__What you are asked to do__: Reproduce word for word the part of the healthcare news text below that runs from "New York City's" up to and including "and became inoperable.".

Henry Ford and Beaumont health systems confirmed at a news conference yesterday a merger into a single, $6.4B nonprofit entity. The deal would combine 10 hospitals and 200 patient care sites. The reason is that the hospital systems would be better positioned to face changes in healthcare. In yesterday's news conference, the CEOs from both Henry Ford and Beaumont sought to calm fears that the merger would result in sweeping layoffs, the closure of facilities or downsizing of the medical schools.
New York City's flagship public hospital and the premier trauma center in Manhattan, Bellevue Hospital Center, shut down Wednesday after fuel pumps for its backup power generators failed. There were 725 patients there when Hurricane Sandy hit, workers evacuated the 300 patients left after the facility darkened. After pumping out 17-million gallons of water from the basement, water is still more than two feet deep where the fuel pumps apparently shorted out and became inoperable.
The patient evacuation at New York University Langone Medical Center is prompting questions from trustees and the city's mayor about how prepared the medical center was for the storm and has raised concern that aging infrastructure at US hospitals. One in 20 hospitals are unprepared for power disruptions, and an incident may result in more than $1 million in lost revenue and other costs, according to Bridgewater, New Jersey- based Lawrence Associates.
The Statewide Health Information Network of New York played a critical role in the wake of Hurricane Sandy. It assisted the critical continuity of care. As patients were transported from one location to another, those patients' electronic health records who were secure and readily accessible at the hospitals to the facility which they were transported.
The Government Accountability Office (GAO) said, patients are at risk and Medicare is wasting money because of doctors who refer patients to facilities they own. GAO found a steep rise in the number of self-referrals—doctors ordering tests at facilities where they or their family members have a financial stake. Critics argue that self-referral leads to wasteful spending because doctors will order unnecessary tests just to collect a payment from Medicare.
A new report projects the number of physicians who practice independently will fall to 36 percent by 2013. One in three may choose a type of "subscription" approach over the more traditional formats. Researchers found doctors are increasingly open to new business models, especially those that might limit paperwork demands and overhead costs.

__Recorded information__:
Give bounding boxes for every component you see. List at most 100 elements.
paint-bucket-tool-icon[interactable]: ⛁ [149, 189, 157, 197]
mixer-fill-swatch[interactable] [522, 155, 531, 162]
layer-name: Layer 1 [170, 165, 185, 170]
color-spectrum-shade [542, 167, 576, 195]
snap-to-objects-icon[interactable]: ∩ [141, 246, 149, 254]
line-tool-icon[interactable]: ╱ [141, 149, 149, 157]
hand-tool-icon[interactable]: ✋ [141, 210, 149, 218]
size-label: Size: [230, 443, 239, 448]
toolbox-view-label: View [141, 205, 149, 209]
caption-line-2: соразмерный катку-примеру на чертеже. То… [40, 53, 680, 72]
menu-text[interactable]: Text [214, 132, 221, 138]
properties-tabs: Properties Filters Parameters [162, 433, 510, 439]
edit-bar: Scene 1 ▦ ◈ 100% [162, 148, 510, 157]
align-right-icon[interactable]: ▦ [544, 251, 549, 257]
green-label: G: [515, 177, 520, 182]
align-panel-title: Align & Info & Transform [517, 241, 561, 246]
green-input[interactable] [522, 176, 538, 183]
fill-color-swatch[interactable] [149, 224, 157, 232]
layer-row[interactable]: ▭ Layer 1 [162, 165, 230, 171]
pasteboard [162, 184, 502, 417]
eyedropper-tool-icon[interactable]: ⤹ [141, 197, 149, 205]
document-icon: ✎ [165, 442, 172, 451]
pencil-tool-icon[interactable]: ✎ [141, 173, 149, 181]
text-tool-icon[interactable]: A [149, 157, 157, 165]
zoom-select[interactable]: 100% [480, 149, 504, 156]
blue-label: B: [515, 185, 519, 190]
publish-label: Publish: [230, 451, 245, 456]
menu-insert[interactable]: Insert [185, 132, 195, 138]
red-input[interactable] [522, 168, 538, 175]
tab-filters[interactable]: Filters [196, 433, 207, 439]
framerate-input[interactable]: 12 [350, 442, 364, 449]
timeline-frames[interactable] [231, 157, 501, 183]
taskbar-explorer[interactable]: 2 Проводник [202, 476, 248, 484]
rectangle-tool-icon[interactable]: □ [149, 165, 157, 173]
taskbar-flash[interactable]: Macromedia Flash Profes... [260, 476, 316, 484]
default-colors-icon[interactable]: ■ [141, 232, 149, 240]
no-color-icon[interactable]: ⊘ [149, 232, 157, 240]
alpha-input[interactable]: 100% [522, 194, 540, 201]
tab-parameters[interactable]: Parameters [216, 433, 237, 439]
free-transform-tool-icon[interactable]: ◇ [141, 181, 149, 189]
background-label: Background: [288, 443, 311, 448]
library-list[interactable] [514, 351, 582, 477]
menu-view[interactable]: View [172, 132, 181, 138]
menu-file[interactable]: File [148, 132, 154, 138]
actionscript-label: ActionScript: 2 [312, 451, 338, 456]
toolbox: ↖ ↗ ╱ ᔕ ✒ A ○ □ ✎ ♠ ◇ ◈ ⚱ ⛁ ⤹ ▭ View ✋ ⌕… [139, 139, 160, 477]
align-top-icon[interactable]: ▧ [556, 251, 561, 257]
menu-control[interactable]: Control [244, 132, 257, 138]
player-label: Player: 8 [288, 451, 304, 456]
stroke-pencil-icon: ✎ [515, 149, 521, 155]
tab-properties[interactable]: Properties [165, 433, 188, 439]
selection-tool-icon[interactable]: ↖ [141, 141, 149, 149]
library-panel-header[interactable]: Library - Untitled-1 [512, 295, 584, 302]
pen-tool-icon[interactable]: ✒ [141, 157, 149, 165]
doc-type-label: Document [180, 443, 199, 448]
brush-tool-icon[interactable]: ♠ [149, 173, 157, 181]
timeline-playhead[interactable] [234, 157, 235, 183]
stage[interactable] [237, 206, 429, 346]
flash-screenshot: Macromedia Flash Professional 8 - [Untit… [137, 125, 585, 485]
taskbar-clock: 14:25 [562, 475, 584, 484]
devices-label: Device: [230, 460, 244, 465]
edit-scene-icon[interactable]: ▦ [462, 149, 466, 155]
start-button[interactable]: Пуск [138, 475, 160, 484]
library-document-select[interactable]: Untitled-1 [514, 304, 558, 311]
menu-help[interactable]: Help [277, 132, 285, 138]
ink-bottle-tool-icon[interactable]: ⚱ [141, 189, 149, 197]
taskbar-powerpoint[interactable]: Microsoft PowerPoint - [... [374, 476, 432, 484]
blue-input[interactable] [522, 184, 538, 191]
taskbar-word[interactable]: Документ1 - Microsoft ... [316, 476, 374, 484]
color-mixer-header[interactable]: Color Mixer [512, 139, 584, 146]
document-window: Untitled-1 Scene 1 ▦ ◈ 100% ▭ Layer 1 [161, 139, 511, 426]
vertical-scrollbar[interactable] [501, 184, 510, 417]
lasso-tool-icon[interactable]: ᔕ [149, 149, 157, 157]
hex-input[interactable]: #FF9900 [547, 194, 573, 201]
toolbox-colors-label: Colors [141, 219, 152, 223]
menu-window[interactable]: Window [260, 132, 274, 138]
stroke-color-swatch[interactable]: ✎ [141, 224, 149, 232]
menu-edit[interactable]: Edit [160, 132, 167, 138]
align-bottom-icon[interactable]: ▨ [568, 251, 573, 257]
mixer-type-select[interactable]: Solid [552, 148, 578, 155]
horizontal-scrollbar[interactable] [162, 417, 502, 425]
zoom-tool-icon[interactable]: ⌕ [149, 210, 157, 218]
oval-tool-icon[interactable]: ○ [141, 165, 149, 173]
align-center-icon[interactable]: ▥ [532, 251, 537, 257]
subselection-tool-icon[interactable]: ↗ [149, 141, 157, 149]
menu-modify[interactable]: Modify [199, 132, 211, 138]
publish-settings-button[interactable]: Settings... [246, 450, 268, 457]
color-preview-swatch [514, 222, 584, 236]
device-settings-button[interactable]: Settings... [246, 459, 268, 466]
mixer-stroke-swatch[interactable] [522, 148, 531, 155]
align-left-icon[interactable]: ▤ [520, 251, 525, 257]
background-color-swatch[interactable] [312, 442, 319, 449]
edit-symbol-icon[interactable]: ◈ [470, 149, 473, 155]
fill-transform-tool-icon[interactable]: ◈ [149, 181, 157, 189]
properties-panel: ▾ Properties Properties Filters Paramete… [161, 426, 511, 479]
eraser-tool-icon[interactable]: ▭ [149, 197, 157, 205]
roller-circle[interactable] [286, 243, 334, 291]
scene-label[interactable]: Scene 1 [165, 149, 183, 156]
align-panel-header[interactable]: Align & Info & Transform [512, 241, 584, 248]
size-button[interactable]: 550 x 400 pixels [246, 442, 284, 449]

__Task solution__:
New York City's flagship public hospital and the premier trauma center in Manhattan, Bellevue Hospital Center, shut down Wednesday after fuel pumps for its backup power generators failed. There were 725 patients there when Hurricane Sandy hit, workers evacuated the 300 patients left after the facility darkened. After pumping out 17-million gallons of water from the basement, water is still more than two feet deep where the fuel pumps apparently shorted out and became inoperable.